→ What you are asked to do: Reproduce every line of the entries below, character for character.

→ Input for this task:
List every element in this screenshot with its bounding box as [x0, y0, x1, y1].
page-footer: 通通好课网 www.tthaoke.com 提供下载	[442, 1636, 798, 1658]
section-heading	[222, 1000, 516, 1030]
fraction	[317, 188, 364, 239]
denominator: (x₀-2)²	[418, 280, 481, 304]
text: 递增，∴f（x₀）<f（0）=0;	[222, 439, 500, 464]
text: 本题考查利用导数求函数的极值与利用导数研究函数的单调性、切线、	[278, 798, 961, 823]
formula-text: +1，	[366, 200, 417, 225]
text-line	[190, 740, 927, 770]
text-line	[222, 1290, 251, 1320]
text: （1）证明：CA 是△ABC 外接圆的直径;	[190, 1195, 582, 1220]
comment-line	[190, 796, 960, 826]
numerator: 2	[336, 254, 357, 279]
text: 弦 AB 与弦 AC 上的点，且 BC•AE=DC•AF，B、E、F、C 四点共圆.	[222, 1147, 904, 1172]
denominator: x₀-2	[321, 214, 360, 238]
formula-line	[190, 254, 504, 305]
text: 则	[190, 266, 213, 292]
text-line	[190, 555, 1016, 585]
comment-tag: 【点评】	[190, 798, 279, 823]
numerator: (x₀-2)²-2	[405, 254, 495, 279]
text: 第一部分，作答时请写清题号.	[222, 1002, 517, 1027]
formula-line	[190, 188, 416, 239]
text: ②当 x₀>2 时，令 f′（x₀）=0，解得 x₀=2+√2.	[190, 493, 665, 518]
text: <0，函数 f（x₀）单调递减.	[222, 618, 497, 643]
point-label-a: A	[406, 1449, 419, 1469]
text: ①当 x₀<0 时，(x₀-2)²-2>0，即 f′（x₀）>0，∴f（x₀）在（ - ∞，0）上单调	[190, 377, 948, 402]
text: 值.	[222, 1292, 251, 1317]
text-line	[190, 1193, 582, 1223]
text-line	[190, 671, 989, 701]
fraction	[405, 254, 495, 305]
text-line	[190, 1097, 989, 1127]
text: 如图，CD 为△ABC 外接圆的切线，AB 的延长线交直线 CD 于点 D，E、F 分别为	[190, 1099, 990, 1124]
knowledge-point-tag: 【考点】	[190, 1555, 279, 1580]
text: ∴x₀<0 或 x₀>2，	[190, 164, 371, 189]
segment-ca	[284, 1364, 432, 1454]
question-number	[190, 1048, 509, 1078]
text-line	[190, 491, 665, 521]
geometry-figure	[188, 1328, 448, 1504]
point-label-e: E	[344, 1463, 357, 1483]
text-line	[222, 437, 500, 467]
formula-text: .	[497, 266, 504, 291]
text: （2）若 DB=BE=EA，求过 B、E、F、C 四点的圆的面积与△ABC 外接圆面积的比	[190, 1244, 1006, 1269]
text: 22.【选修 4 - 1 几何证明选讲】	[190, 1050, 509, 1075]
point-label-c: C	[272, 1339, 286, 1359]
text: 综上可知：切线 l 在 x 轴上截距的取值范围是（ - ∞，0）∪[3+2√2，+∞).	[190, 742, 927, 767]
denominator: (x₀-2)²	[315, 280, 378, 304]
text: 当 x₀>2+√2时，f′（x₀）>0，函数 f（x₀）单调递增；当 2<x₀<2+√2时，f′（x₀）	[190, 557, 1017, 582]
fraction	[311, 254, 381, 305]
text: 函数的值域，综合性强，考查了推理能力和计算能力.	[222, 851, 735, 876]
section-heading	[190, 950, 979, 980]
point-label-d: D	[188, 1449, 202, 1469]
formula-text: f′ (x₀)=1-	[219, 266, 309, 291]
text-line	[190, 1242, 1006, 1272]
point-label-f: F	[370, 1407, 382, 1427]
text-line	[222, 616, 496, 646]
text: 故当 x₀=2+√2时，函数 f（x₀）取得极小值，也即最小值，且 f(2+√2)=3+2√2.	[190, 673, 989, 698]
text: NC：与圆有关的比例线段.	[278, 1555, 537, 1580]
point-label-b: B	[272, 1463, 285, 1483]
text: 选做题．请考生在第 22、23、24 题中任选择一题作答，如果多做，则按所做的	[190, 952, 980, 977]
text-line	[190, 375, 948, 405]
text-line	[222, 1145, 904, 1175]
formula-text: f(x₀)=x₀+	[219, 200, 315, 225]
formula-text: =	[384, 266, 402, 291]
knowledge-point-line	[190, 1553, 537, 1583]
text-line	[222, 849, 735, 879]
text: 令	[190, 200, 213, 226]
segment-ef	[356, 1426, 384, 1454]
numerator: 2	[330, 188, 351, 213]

→ Complete answer:
List every element in this screenshot with its bounding box as [x0, y0, x1, y1].
page-footer: 通通好课网 www.tthaoke.com 提供下载	[442, 1636, 798, 1658]
section-heading	[222, 1000, 516, 1030]
fraction	[317, 188, 364, 239]
denominator: (x₀-2)²	[418, 280, 481, 304]
text: 递增，∴f（x₀）<f（0）=0;	[222, 439, 500, 464]
text: 本题考查利用导数求函数的极值与利用导数研究函数的单调性、切线、	[278, 798, 961, 823]
formula-text: +1，	[366, 200, 417, 225]
text-line	[190, 740, 927, 770]
text-line	[222, 1290, 251, 1320]
text: （1）证明：CA 是△ABC 外接圆的直径;	[190, 1195, 582, 1220]
comment-line	[190, 796, 960, 826]
numerator: 2	[336, 254, 357, 279]
text: 弦 AB 与弦 AC 上的点，且 BC•AE=DC•AF，B、E、F、C 四点共圆.	[222, 1147, 904, 1172]
denominator: x₀-2	[321, 214, 360, 238]
formula-line	[190, 254, 504, 305]
text: 则	[190, 266, 213, 292]
text-line	[190, 555, 1016, 585]
comment-tag: 【点评】	[190, 798, 279, 823]
numerator: (x₀-2)²-2	[405, 254, 495, 279]
text: 第一部分，作答时请写清题号.	[222, 1002, 517, 1027]
formula-line	[190, 188, 416, 239]
text: ②当 x₀>2 时，令 f′（x₀）=0，解得 x₀=2+√2.	[190, 493, 665, 518]
text: <0，函数 f（x₀）单调递减.	[222, 618, 497, 643]
point-label-a: A	[406, 1449, 419, 1469]
text: ①当 x₀<0 时，(x₀-2)²-2>0，即 f′（x₀）>0，∴f（x₀）在（ - ∞，0）上单调	[190, 377, 948, 402]
text: 值.	[222, 1292, 251, 1317]
text-line	[190, 1193, 582, 1223]
text-line	[190, 671, 989, 701]
fraction	[405, 254, 495, 305]
text-line	[190, 1097, 989, 1127]
text: 如图，CD 为△ABC 外接圆的切线，AB 的延长线交直线 CD 于点 D，E、F 分别为	[190, 1099, 990, 1124]
knowledge-point-tag: 【考点】	[190, 1555, 279, 1580]
text: ∴x₀<0 或 x₀>2，	[190, 164, 371, 189]
segment-ca	[284, 1364, 432, 1454]
question-number	[190, 1048, 509, 1078]
text-line	[190, 491, 665, 521]
geometry-figure	[188, 1328, 448, 1504]
point-label-e: E	[344, 1463, 357, 1483]
text-line	[222, 437, 500, 467]
formula-text: .	[497, 266, 504, 291]
text: （2）若 DB=BE=EA，求过 B、E、F、C 四点的圆的面积与△ABC 外接圆面积的比	[190, 1244, 1006, 1269]
text: 22.【选修 4 - 1 几何证明选讲】	[190, 1050, 509, 1075]
point-label-c: C	[272, 1339, 286, 1359]
text: 综上可知：切线 l 在 x 轴上截距的取值范围是（ - ∞，0）∪[3+2√2，+∞).	[190, 742, 927, 767]
denominator: (x₀-2)²	[315, 280, 378, 304]
text: 当 x₀>2+√2时，f′（x₀）>0，函数 f（x₀）单调递增；当 2<x₀<2+√2时，f′（x₀）	[190, 557, 1017, 582]
fraction	[311, 254, 381, 305]
text: 函数的值域，综合性强，考查了推理能力和计算能力.	[222, 851, 735, 876]
section-heading	[190, 950, 979, 980]
point-label-d: D	[188, 1449, 202, 1469]
formula-text: f′ (x₀)=1-	[219, 266, 309, 291]
text-line	[190, 1242, 1006, 1272]
point-label-f: F	[370, 1407, 382, 1427]
text-line	[222, 616, 496, 646]
text: 故当 x₀=2+√2时，函数 f（x₀）取得极小值，也即最小值，且 f(2+√2)=3+2√2.	[190, 673, 989, 698]
text: NC：与圆有关的比例线段.	[278, 1555, 537, 1580]
point-label-b: B	[272, 1463, 285, 1483]
text: 选做题．请考生在第 22、23、24 题中任选择一题作答，如果多做，则按所做的	[190, 952, 980, 977]
text-line	[190, 375, 948, 405]
text-line	[222, 1145, 904, 1175]
formula-text: f(x₀)=x₀+	[219, 200, 315, 225]
formula-text: =	[384, 266, 402, 291]
knowledge-point-line	[190, 1553, 537, 1583]
text-line	[222, 849, 735, 879]
text: 令	[190, 200, 213, 226]
segment-ef	[356, 1426, 384, 1454]
numerator: 2	[330, 188, 351, 213]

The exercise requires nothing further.